**Request**
Pull each line holding "information" out of the entries below.

======== Available data ========

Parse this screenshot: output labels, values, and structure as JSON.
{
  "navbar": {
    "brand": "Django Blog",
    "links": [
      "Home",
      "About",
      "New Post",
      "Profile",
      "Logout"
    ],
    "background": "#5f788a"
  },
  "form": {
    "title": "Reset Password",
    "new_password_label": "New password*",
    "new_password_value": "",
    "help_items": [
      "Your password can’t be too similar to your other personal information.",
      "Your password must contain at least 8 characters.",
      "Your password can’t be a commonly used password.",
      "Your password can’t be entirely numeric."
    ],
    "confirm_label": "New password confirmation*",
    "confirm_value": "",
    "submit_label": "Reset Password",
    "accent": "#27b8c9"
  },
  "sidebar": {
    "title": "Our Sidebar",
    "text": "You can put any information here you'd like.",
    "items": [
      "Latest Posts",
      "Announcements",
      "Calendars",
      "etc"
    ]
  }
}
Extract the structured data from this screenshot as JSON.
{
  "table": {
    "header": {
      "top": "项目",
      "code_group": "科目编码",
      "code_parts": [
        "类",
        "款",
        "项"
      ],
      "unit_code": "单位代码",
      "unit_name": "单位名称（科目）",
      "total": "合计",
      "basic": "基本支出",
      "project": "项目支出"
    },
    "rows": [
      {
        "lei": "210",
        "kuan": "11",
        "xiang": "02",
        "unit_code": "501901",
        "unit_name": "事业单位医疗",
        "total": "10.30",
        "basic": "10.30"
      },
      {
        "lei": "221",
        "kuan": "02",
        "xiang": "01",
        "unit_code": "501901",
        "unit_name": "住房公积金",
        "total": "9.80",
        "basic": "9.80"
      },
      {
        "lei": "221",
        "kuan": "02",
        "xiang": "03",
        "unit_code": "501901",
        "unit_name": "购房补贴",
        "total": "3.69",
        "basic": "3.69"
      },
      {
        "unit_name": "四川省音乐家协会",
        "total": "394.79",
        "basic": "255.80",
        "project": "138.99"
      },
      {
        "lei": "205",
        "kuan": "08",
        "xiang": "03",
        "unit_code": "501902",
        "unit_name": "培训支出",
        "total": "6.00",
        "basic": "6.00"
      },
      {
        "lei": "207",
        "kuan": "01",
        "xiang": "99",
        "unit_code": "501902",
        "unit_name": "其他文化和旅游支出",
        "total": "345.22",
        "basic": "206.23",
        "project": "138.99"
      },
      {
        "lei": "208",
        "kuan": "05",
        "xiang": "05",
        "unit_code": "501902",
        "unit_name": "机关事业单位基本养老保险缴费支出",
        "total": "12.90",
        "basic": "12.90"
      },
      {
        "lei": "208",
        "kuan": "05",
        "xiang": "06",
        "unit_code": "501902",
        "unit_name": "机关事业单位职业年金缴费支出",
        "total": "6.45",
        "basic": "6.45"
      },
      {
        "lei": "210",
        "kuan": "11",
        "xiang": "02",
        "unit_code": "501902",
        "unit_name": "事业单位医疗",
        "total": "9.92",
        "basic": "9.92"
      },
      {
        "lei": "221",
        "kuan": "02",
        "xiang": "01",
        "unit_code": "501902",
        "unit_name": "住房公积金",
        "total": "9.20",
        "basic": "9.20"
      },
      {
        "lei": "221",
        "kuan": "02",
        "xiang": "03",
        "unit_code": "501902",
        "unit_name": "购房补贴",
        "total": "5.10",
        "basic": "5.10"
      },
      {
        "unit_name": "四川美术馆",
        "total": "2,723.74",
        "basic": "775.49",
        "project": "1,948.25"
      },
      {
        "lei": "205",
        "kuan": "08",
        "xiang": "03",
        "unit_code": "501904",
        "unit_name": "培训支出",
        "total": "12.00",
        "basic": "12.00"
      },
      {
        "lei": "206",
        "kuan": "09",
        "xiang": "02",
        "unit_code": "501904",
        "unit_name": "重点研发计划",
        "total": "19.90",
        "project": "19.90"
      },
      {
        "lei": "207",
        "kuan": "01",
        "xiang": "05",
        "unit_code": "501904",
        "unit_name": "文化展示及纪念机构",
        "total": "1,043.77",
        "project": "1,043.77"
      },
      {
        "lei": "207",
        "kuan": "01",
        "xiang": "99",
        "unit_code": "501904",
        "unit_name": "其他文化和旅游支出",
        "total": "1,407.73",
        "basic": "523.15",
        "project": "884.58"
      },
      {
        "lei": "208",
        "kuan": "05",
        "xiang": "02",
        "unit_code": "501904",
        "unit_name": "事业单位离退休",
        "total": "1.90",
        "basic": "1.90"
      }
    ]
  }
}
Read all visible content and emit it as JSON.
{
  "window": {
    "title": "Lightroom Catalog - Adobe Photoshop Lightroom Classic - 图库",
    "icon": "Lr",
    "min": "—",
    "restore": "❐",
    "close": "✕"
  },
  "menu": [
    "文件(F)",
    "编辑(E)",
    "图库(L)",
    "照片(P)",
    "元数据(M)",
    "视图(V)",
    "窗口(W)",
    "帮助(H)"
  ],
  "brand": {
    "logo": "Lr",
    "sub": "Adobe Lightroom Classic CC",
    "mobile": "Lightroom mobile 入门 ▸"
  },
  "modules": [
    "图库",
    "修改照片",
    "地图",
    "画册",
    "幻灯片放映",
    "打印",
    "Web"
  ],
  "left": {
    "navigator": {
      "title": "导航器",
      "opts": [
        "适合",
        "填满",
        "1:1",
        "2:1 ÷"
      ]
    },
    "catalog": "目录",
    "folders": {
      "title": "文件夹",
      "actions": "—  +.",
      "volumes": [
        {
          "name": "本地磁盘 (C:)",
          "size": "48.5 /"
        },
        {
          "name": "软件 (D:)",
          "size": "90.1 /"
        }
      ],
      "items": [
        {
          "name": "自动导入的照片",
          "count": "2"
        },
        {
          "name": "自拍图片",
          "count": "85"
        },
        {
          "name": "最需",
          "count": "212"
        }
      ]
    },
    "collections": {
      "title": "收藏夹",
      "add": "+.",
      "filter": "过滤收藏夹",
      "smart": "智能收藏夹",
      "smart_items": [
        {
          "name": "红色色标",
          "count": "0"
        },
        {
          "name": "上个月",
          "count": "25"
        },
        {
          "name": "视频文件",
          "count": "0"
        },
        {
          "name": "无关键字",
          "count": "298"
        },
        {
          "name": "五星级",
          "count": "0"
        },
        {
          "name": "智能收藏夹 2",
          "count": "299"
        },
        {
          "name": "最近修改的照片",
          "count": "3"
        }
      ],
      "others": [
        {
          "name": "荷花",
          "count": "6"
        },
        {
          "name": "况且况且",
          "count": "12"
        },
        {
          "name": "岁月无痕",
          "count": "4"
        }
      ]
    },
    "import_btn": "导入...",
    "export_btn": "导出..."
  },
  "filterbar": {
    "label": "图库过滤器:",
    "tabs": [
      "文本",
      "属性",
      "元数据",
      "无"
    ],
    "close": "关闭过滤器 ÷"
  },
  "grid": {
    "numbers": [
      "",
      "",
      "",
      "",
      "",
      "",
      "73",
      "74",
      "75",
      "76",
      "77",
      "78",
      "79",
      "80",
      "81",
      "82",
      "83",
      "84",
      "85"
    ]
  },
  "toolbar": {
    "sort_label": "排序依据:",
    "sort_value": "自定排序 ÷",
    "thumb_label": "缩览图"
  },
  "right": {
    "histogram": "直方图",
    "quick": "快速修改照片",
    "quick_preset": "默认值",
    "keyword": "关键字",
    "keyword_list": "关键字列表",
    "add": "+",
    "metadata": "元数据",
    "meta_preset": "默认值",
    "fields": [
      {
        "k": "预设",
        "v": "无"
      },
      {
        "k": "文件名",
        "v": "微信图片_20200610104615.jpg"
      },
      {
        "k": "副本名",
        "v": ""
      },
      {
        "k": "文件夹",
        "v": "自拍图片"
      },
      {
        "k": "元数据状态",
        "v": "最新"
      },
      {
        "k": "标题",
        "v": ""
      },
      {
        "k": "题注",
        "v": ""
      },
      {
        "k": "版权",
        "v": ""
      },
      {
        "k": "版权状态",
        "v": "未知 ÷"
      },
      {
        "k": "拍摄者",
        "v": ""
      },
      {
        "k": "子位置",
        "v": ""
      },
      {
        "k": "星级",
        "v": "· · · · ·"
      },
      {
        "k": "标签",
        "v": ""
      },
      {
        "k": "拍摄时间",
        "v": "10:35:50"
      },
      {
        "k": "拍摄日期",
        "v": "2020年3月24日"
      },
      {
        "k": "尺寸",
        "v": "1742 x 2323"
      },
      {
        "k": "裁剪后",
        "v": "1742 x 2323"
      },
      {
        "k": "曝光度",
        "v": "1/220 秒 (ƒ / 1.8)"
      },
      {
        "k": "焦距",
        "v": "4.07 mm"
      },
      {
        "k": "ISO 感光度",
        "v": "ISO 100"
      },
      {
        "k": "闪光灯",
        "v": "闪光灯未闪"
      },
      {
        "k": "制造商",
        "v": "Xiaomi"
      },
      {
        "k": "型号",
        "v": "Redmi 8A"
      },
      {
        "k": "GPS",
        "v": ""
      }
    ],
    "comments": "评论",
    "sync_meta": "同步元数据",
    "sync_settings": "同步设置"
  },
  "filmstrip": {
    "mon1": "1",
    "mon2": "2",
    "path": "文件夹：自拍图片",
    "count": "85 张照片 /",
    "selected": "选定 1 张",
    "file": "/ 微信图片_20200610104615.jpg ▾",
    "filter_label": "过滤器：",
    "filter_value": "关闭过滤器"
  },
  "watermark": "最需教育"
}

========

**Reply**
      "Your password can’t be too similar to your other personal information.",
    "text": "You can put any information here you'd like.",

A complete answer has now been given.